Input records:
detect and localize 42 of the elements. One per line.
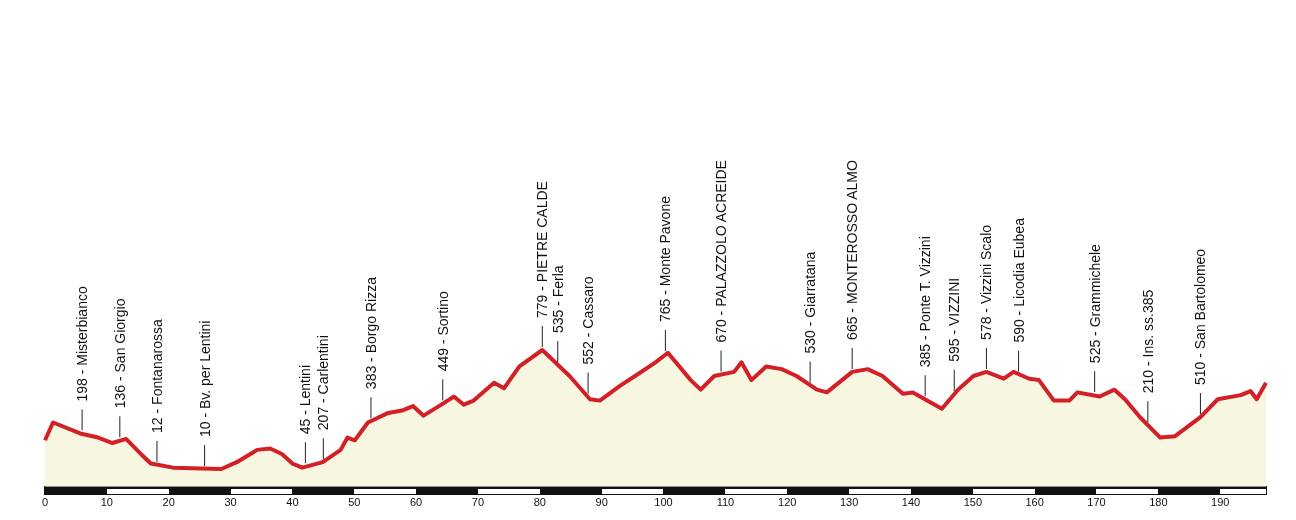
x-tick-label: 30	[224, 496, 237, 509]
annotation: 530 - Giarratana	[802, 251, 819, 354]
annotation: 385 - Ponte T. Vizzini	[917, 236, 934, 368]
annotation: 525 - Grammichele	[1086, 243, 1103, 364]
x-tick-label: 70	[471, 496, 485, 509]
x-tick-label: 120	[778, 496, 797, 509]
x-tick-label: 180	[1149, 496, 1168, 509]
annotation: 449 - Sortino	[434, 290, 451, 372]
x-tick-label: 20	[162, 496, 175, 509]
annotation: 578 - Vizzini Scalo	[978, 224, 995, 340]
x-tick-label: 130	[839, 496, 859, 509]
annotation: 45 - Lentini	[297, 365, 314, 435]
x-tick-label: 40	[286, 496, 299, 509]
annotation: 590 - Licodia Eubea	[1010, 217, 1027, 343]
x-tick-label: 110	[716, 496, 735, 509]
annotation: 210 - Ins. ss.385	[1139, 289, 1156, 394]
annotation: 207 - Carlentini	[315, 335, 332, 431]
annotation: 136 - San Giorgio	[111, 298, 128, 409]
annotation: 665 - MONTEROSSO ALMO	[844, 160, 861, 340]
x-tick-label: 0	[41, 496, 49, 509]
annotation: 198 - Misterbianco	[74, 286, 91, 402]
x-tick-label: 140	[901, 496, 921, 509]
annotation: 779 - PIETRE CALDE	[534, 181, 551, 318]
x-tick-label: 100	[654, 496, 673, 509]
annotation: 535 - Ferla	[549, 265, 566, 334]
annotation: 595 - VIZZINI	[946, 277, 963, 362]
annotation: 552 - Cassaro	[580, 276, 597, 365]
annotation: 10 - Bv. per Lentini	[196, 320, 213, 438]
x-tick-label: 150	[963, 496, 982, 509]
annotation: 670 - PALAZZOLO ACREIDE	[713, 160, 730, 343]
annotation: 510 - San Bartolomeo	[1192, 248, 1209, 386]
x-tick-label: 90	[595, 496, 608, 509]
annotation: 383 - Borgo Rizza	[362, 276, 379, 390]
annotation: 765 - Monte Pavone	[657, 195, 674, 323]
x-tick-label: 80	[533, 496, 546, 509]
x-tick-label: 60	[410, 496, 423, 509]
x-tick-label: 170	[1087, 496, 1106, 509]
x-tick-label: 10	[100, 496, 113, 509]
x-tick-label: 160	[1025, 496, 1044, 509]
x-tick-label: 50	[348, 496, 361, 509]
annotation: 12 - Fontanarossa	[148, 319, 165, 433]
x-tick-label: 190	[1211, 496, 1230, 509]
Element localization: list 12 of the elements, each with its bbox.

Your task:
Copy out the records above word for word, omitting the pictures.

The reply:
detect and localize 42 of the elements. One per line.
x-tick-label: 30	[224, 496, 237, 509]
annotation: 530 - Giarratana	[802, 251, 819, 354]
annotation: 385 - Ponte T. Vizzini	[917, 236, 934, 368]
annotation: 525 - Grammichele	[1086, 243, 1103, 364]
x-tick-label: 70	[471, 496, 485, 509]
x-tick-label: 120	[778, 496, 797, 509]
x-tick-label: 180	[1149, 496, 1168, 509]
annotation: 449 - Sortino	[434, 290, 451, 372]
x-tick-label: 20	[162, 496, 175, 509]
annotation: 578 - Vizzini Scalo	[978, 224, 995, 340]
x-tick-label: 130	[839, 496, 859, 509]
annotation: 45 - Lentini	[297, 365, 314, 435]
x-tick-label: 40	[286, 496, 299, 509]
annotation: 590 - Licodia Eubea	[1010, 217, 1027, 343]
x-tick-label: 110	[716, 496, 735, 509]
annotation: 210 - Ins. ss.385	[1139, 289, 1156, 394]
annotation: 207 - Carlentini	[315, 335, 332, 431]
annotation: 136 - San Giorgio	[111, 298, 128, 409]
annotation: 665 - MONTEROSSO ALMO	[844, 160, 861, 340]
x-tick-label: 0	[41, 496, 49, 509]
annotation: 198 - Misterbianco	[74, 286, 91, 402]
x-tick-label: 140	[901, 496, 921, 509]
annotation: 779 - PIETRE CALDE	[534, 181, 551, 318]
x-tick-label: 100	[654, 496, 673, 509]
annotation: 535 - Ferla	[549, 265, 566, 334]
annotation: 595 - VIZZINI	[946, 277, 963, 362]
annotation: 552 - Cassaro	[580, 276, 597, 365]
annotation: 10 - Bv. per Lentini	[196, 320, 213, 438]
x-tick-label: 150	[963, 496, 982, 509]
annotation: 670 - PALAZZOLO ACREIDE	[713, 160, 730, 343]
annotation: 510 - San Bartolomeo	[1192, 248, 1209, 386]
x-tick-label: 90	[595, 496, 608, 509]
annotation: 383 - Borgo Rizza	[362, 276, 379, 390]
annotation: 765 - Monte Pavone	[657, 195, 674, 323]
x-tick-label: 80	[533, 496, 546, 509]
x-tick-label: 60	[410, 496, 423, 509]
x-tick-label: 170	[1087, 496, 1106, 509]
x-tick-label: 10	[100, 496, 113, 509]
x-tick-label: 160	[1025, 496, 1044, 509]
x-tick-label: 50	[348, 496, 361, 509]
annotation: 12 - Fontanarossa	[148, 319, 165, 433]
x-tick-label: 190	[1211, 496, 1230, 509]
Element localization: list 12 of the elements, each with its bbox.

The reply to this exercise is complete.